◆ **Work to do**
Set down each record below precisely, skipping the pictures.

— START Record list —

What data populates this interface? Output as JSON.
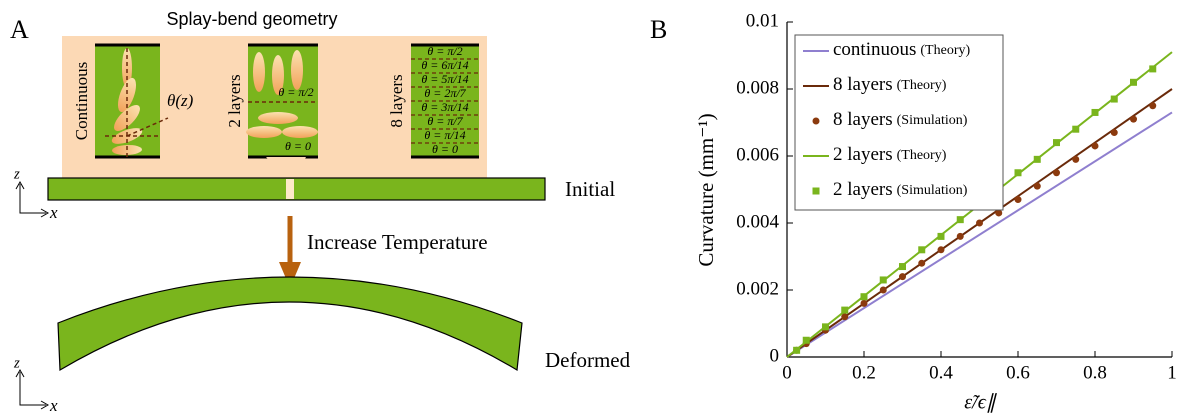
{
  "panel_a": {
    "label": "A",
    "title": "Splay-bend geometry",
    "continuous": {
      "label": "Continuous",
      "angle": "θ(z)"
    },
    "two_layers": {
      "label": "2 layers",
      "angles": [
        "θ = π/2",
        "θ = 0"
      ]
    },
    "eight_layers": {
      "label": "8 layers",
      "angles": [
        "θ = π/2",
        "θ = 6π/14",
        "θ = 5π/14",
        "θ = 2π/7",
        "θ = 3π/14",
        "θ = π/7",
        "θ = π/14",
        "θ = 0"
      ]
    },
    "initial": "Initial",
    "process": "Increase Temperature",
    "deformed": "Deformed",
    "axes": [
      {
        "z": "z",
        "x": "x"
      },
      {
        "z": "z",
        "x": "x"
      }
    ]
  },
  "chart_data": {
    "type": "line",
    "panel_label": "B",
    "xlabel": "ε̃/ϵ∥",
    "ylabel": "Curvature (mm⁻¹)",
    "xlim": [
      0,
      1
    ],
    "ylim": [
      0,
      0.01
    ],
    "xticks": [
      0,
      0.2,
      0.4,
      0.6,
      0.8,
      1
    ],
    "yticks": [
      0,
      0.002,
      0.004,
      0.006,
      0.008,
      0.01
    ],
    "legend": "upper left",
    "series": [
      {
        "name": "continuous",
        "source": "(Theory)",
        "style": "line",
        "color": "#8f7fcf",
        "x": [
          0,
          1
        ],
        "values": [
          0,
          0.0073
        ]
      },
      {
        "name": "8 layers",
        "source": "(Theory)",
        "style": "line",
        "color": "#6a2a0a",
        "x": [
          0,
          1
        ],
        "values": [
          0,
          0.008
        ]
      },
      {
        "name": "8 layers",
        "source": "(Simulation)",
        "style": "circle",
        "color": "#8b3a0e",
        "x": [
          0.025,
          0.05,
          0.1,
          0.15,
          0.2,
          0.25,
          0.3,
          0.35,
          0.4,
          0.45,
          0.5,
          0.55,
          0.6,
          0.65,
          0.7,
          0.75,
          0.8,
          0.85,
          0.9,
          0.95
        ],
        "values": [
          0.0002,
          0.0004,
          0.0008,
          0.0012,
          0.0016,
          0.002,
          0.0024,
          0.0028,
          0.0032,
          0.0036,
          0.004,
          0.0043,
          0.0047,
          0.0051,
          0.0055,
          0.0059,
          0.0063,
          0.0067,
          0.0071,
          0.0075
        ]
      },
      {
        "name": "2 layers",
        "source": "(Theory)",
        "style": "line",
        "color": "#7ab51d",
        "x": [
          0,
          1
        ],
        "values": [
          0,
          0.0091
        ]
      },
      {
        "name": "2 layers",
        "source": "(Simulation)",
        "style": "square",
        "color": "#7ab51d",
        "x": [
          0.025,
          0.05,
          0.1,
          0.15,
          0.2,
          0.25,
          0.3,
          0.35,
          0.4,
          0.45,
          0.5,
          0.55,
          0.6,
          0.65,
          0.7,
          0.75,
          0.8,
          0.85,
          0.9,
          0.95
        ],
        "values": [
          0.0002,
          0.0005,
          0.0009,
          0.0014,
          0.0018,
          0.0023,
          0.0027,
          0.0032,
          0.0036,
          0.0041,
          0.0046,
          0.005,
          0.0055,
          0.0059,
          0.0064,
          0.0068,
          0.0073,
          0.0077,
          0.0082,
          0.0086
        ]
      }
    ]
  }
}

— END Record list —

◆ **Final answer**
What data populates this interface? Output as JSON.
{
  "panel_a": {
    "label": "A",
    "title": "Splay-bend geometry",
    "continuous": {
      "label": "Continuous",
      "angle": "θ(z)"
    },
    "two_layers": {
      "label": "2 layers",
      "angles": [
        "θ = π/2",
        "θ = 0"
      ]
    },
    "eight_layers": {
      "label": "8 layers",
      "angles": [
        "θ = π/2",
        "θ = 6π/14",
        "θ = 5π/14",
        "θ = 2π/7",
        "θ = 3π/14",
        "θ = π/7",
        "θ = π/14",
        "θ = 0"
      ]
    },
    "initial": "Initial",
    "process": "Increase Temperature",
    "deformed": "Deformed",
    "axes": [
      {
        "z": "z",
        "x": "x"
      },
      {
        "z": "z",
        "x": "x"
      }
    ]
  },
  "chart_data": {
    "type": "line",
    "panel_label": "B",
    "xlabel": "ε̃/ϵ∥",
    "ylabel": "Curvature (mm⁻¹)",
    "xlim": [
      0,
      1
    ],
    "ylim": [
      0,
      0.01
    ],
    "xticks": [
      0,
      0.2,
      0.4,
      0.6,
      0.8,
      1
    ],
    "yticks": [
      0,
      0.002,
      0.004,
      0.006,
      0.008,
      0.01
    ],
    "legend": "upper left",
    "series": [
      {
        "name": "continuous",
        "source": "(Theory)",
        "style": "line",
        "color": "#8f7fcf",
        "x": [
          0,
          1
        ],
        "values": [
          0,
          0.0073
        ]
      },
      {
        "name": "8 layers",
        "source": "(Theory)",
        "style": "line",
        "color": "#6a2a0a",
        "x": [
          0,
          1
        ],
        "values": [
          0,
          0.008
        ]
      },
      {
        "name": "8 layers",
        "source": "(Simulation)",
        "style": "circle",
        "color": "#8b3a0e",
        "x": [
          0.025,
          0.05,
          0.1,
          0.15,
          0.2,
          0.25,
          0.3,
          0.35,
          0.4,
          0.45,
          0.5,
          0.55,
          0.6,
          0.65,
          0.7,
          0.75,
          0.8,
          0.85,
          0.9,
          0.95
        ],
        "values": [
          0.0002,
          0.0004,
          0.0008,
          0.0012,
          0.0016,
          0.002,
          0.0024,
          0.0028,
          0.0032,
          0.0036,
          0.004,
          0.0043,
          0.0047,
          0.0051,
          0.0055,
          0.0059,
          0.0063,
          0.0067,
          0.0071,
          0.0075
        ]
      },
      {
        "name": "2 layers",
        "source": "(Theory)",
        "style": "line",
        "color": "#7ab51d",
        "x": [
          0,
          1
        ],
        "values": [
          0,
          0.0091
        ]
      },
      {
        "name": "2 layers",
        "source": "(Simulation)",
        "style": "square",
        "color": "#7ab51d",
        "x": [
          0.025,
          0.05,
          0.1,
          0.15,
          0.2,
          0.25,
          0.3,
          0.35,
          0.4,
          0.45,
          0.5,
          0.55,
          0.6,
          0.65,
          0.7,
          0.75,
          0.8,
          0.85,
          0.9,
          0.95
        ],
        "values": [
          0.0002,
          0.0005,
          0.0009,
          0.0014,
          0.0018,
          0.0023,
          0.0027,
          0.0032,
          0.0036,
          0.0041,
          0.0046,
          0.005,
          0.0055,
          0.0059,
          0.0064,
          0.0068,
          0.0073,
          0.0077,
          0.0082,
          0.0086
        ]
      }
    ]
  }
}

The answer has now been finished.